Transcribe each of the records below exactly, excluding all pictures.

• [SUPPLIED RECORDS]
━━━━━━

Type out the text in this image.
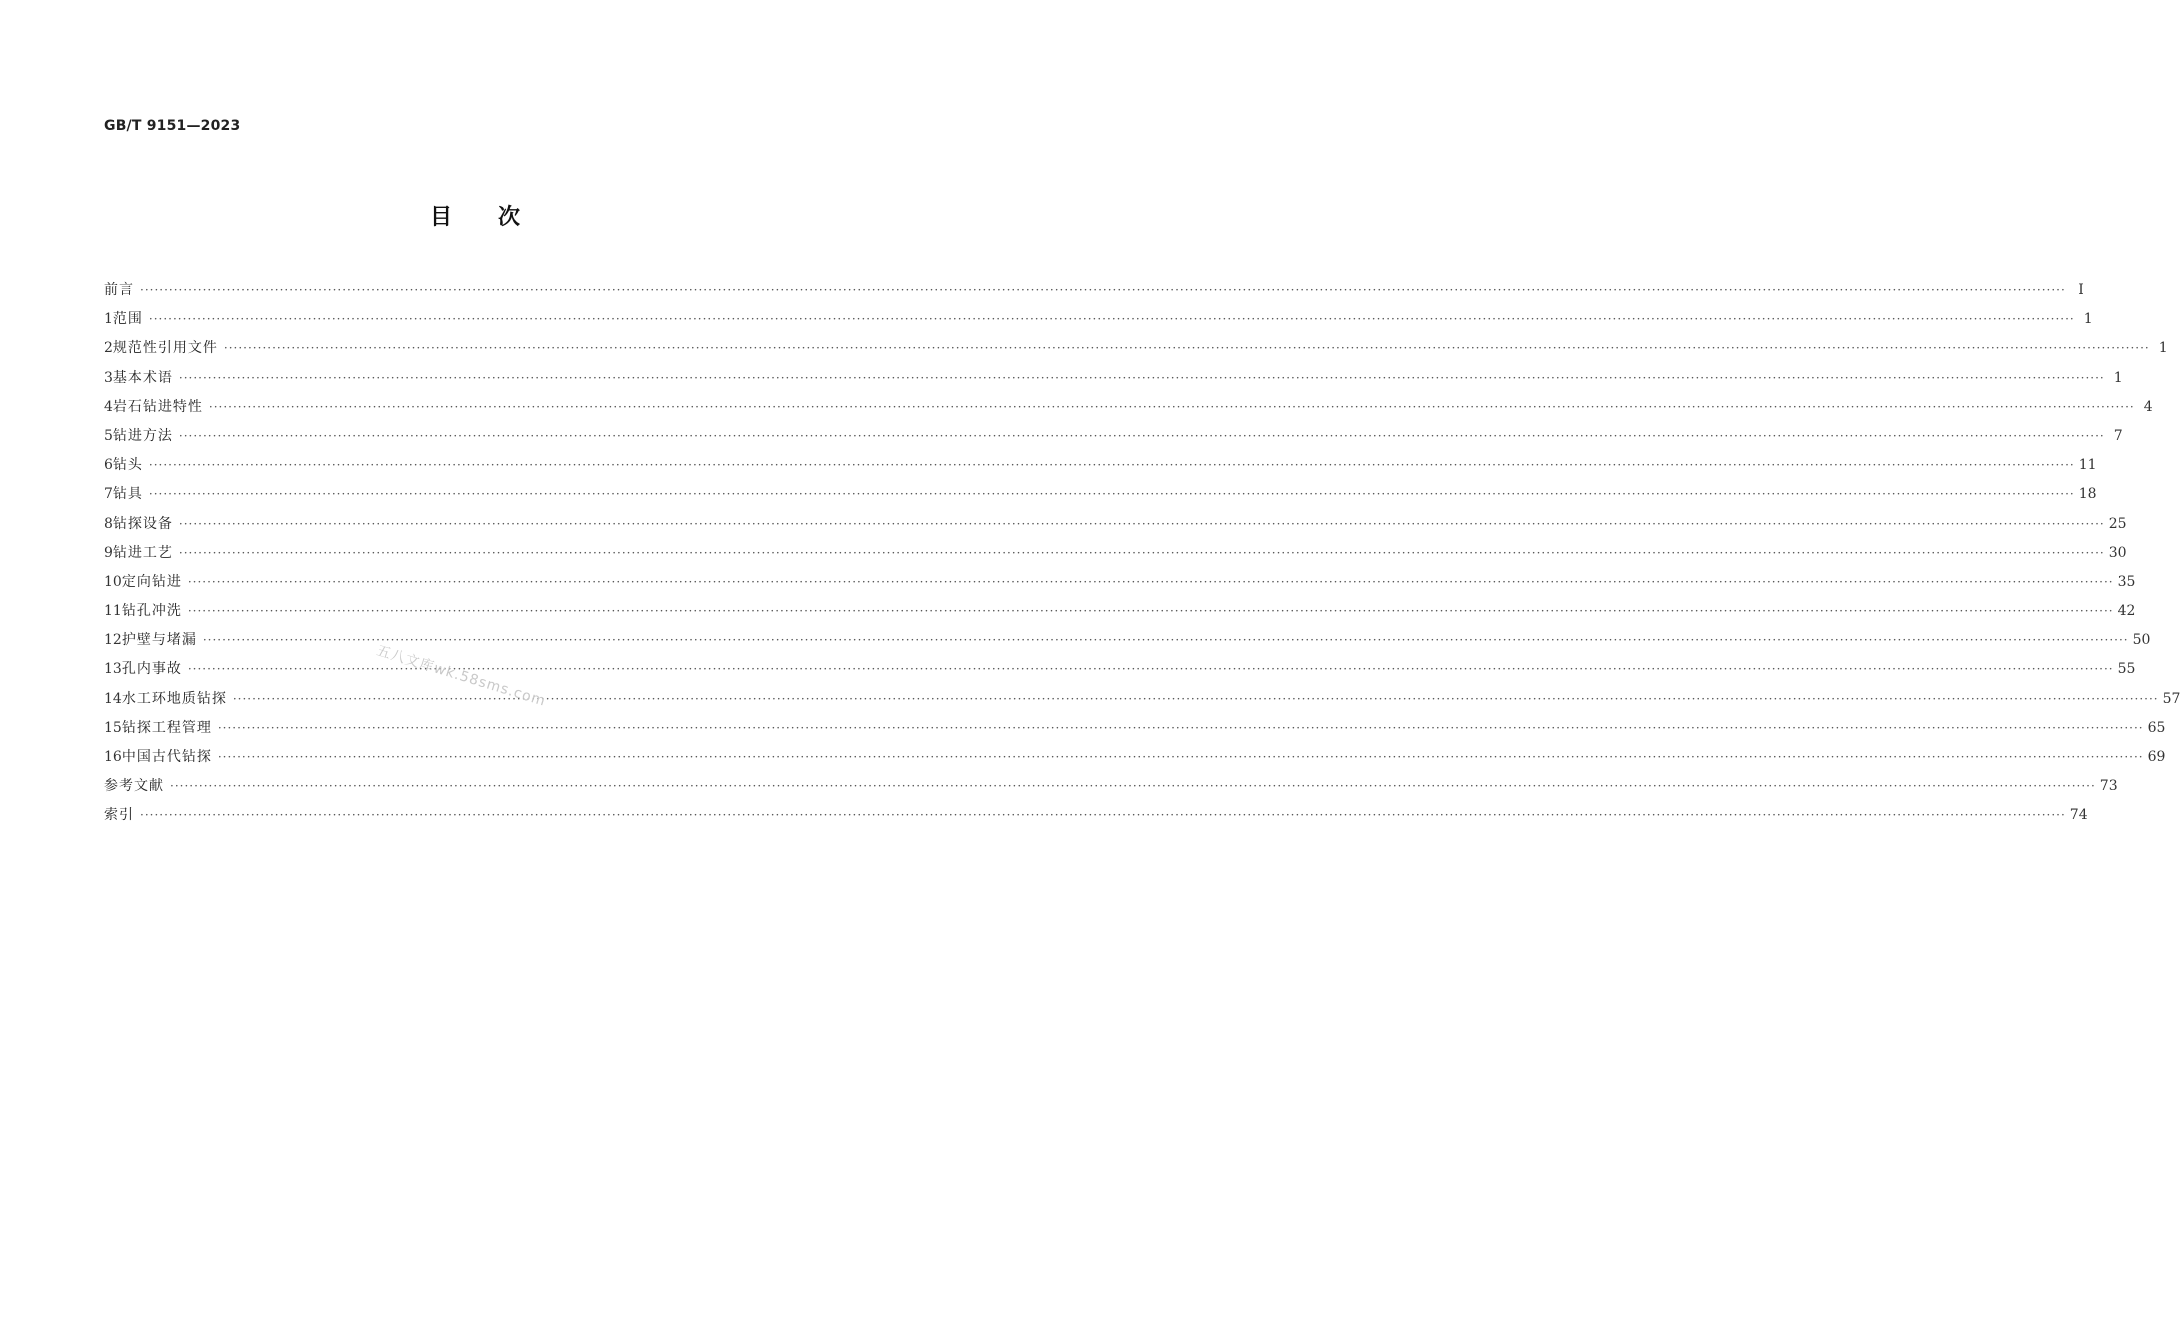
GB/T 9151—2023
目次
前言 ················································································································································································································································································································································································································ Ⅰ
1 范围 ················································································································································································································································································································································································································ 1
2 规范性引用文件 ················································································································································································································································································································································································································ 1
3 基本术语 ················································································································································································································································································································································································································ 1
4 岩石钻进特性 ················································································································································································································································································································································································································ 4
5 钻进方法 ················································································································································································································································································································································································································ 7
6 钻头 ················································································································································································································································································································································································································ 11
7 钻具 ················································································································································································································································································································································································································ 18
8 钻探设备 ················································································································································································································································································································································································································ 25
9 钻进工艺 ················································································································································································································································································································································································································ 30
10 定向钻进 ················································································································································································································································································································································································································ 35
11 钻孔冲洗 ················································································································································································································································································································································································································ 42
12 护壁与堵漏 ················································································································································································································································································································································································································ 50
13 孔内事故 ················································································································································································································································································································································································································ 55
14 水工环地质钻探 ················································································································································································································································································································································································································ 57
15 钻探工程管理 ················································································································································································································································································································································································································ 65
16 中国古代钻探 ················································································································································································································································································································································································································ 69
参考文献 ················································································································································································································································································································································································································ 73
索引 ················································································································································································································································································································································································································ 74
五八文库wk.58sms.com
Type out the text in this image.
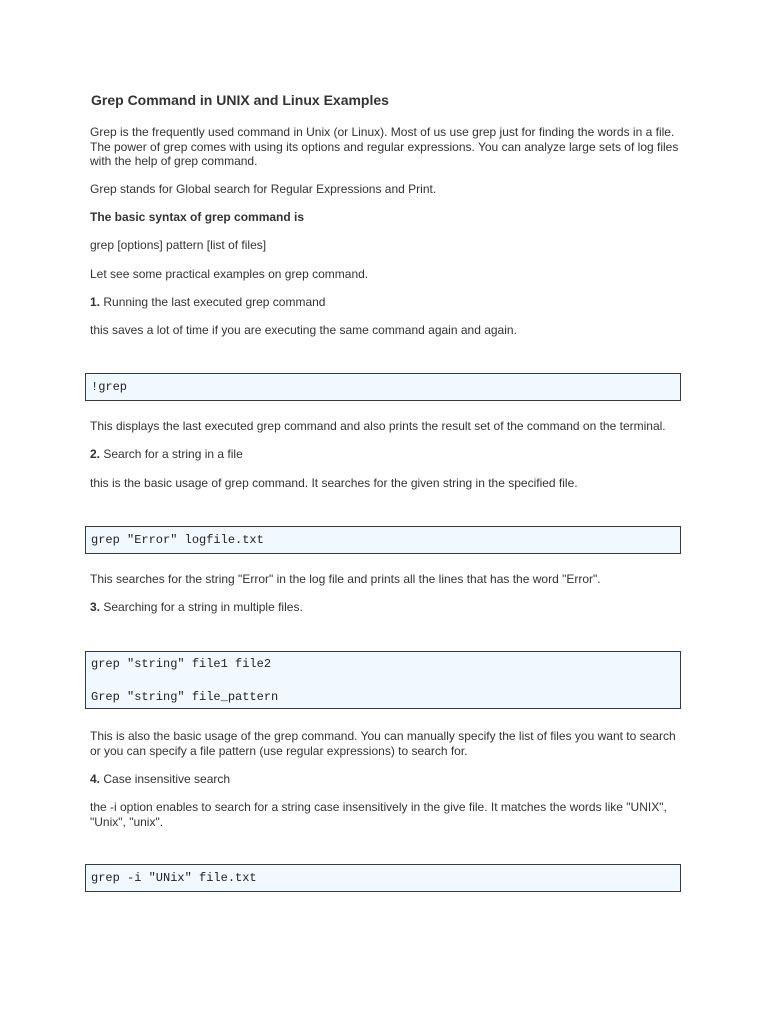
Grep Command in UNIX and Linux Examples

Grep is the frequently used command in Unix (or Linux). Most of us use grep just for finding the words in a file.
The power of grep comes with using its options and regular expressions. You can analyze large sets of log files
with the help of grep command.

Grep stands for Global search for Regular Expressions and Print.

The basic syntax of grep command is

grep [options] pattern [list of files]

Let see some practical examples on grep command.

1. Running the last executed grep command

this saves a lot of time if you are executing the same command again and again.

!grep

This displays the last executed grep command and also prints the result set of the command on the terminal.

2. Search for a string in a file

this is the basic usage of grep command. It searches for the given string in the specified file.

grep "Error" logfile.txt

This searches for the string "Error" in the log file and prints all the lines that has the word "Error".

3. Searching for a string in multiple files.

grep "string" file1 file2
Grep "string" file_pattern

This is also the basic usage of the grep command. You can manually specify the list of files you want to search
or you can specify a file pattern (use regular expressions) to search for.

4. Case insensitive search

the -i option enables to search for a string case insensitively in the give file. It matches the words like "UNIX",
"Unix", "unix".

grep -i "UNix" file.txt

━━━━━━

• [ANSWER BELOW]
Type out the text in this image.
GB/T 9151—2023
目次
前言 ················································································································································································································································································································································································································ Ⅰ
1 范围 ················································································································································································································································································································································································································ 1
2 规范性引用文件 ················································································································································································································································································································································································································ 1
3 基本术语 ················································································································································································································································································································································································································ 1
4 岩石钻进特性 ················································································································································································································································································································································································································ 4
5 钻进方法 ················································································································································································································································································································································································································ 7
6 钻头 ················································································································································································································································································································································································································ 11
7 钻具 ················································································································································································································································································································································································································ 18
8 钻探设备 ················································································································································································································································································································································································································ 25
9 钻进工艺 ················································································································································································································································································································································································································ 30
10 定向钻进 ················································································································································································································································································································································································································ 35
11 钻孔冲洗 ················································································································································································································································································································································································································ 42
12 护壁与堵漏 ················································································································································································································································································································································································································ 50
13 孔内事故 ················································································································································································································································································································································································································ 55
14 水工环地质钻探 ················································································································································································································································································································································································································ 57
15 钻探工程管理 ················································································································································································································································································································································································································ 65
16 中国古代钻探 ················································································································································································································································································································································································································ 69
参考文献 ················································································································································································································································································································································································································ 73
索引 ················································································································································································································································································································································································································ 74
五八文库wk.58sms.com
Type out the text in this image.
Grep Command in UNIX and Linux Examples

Grep is the frequently used command in Unix (or Linux). Most of us use grep just for finding the words in a file.
The power of grep comes with using its options and regular expressions. You can analyze large sets of log files
with the help of grep command.

Grep stands for Global search for Regular Expressions and Print.

The basic syntax of grep command is

grep [options] pattern [list of files]

Let see some practical examples on grep command.

1. Running the last executed grep command

this saves a lot of time if you are executing the same command again and again.

!grep

This displays the last executed grep command and also prints the result set of the command on the terminal.

2. Search for a string in a file

this is the basic usage of grep command. It searches for the given string in the specified file.

grep "Error" logfile.txt

This searches for the string "Error" in the log file and prints all the lines that has the word "Error".

3. Searching for a string in multiple files.

grep "string" file1 file2
Grep "string" file_pattern

This is also the basic usage of the grep command. You can manually specify the list of files you want to search
or you can specify a file pattern (use regular expressions) to search for.

4. Case insensitive search

the -i option enables to search for a string case insensitively in the give file. It matches the words like "UNIX",
"Unix", "unix".

grep -i "UNix" file.txt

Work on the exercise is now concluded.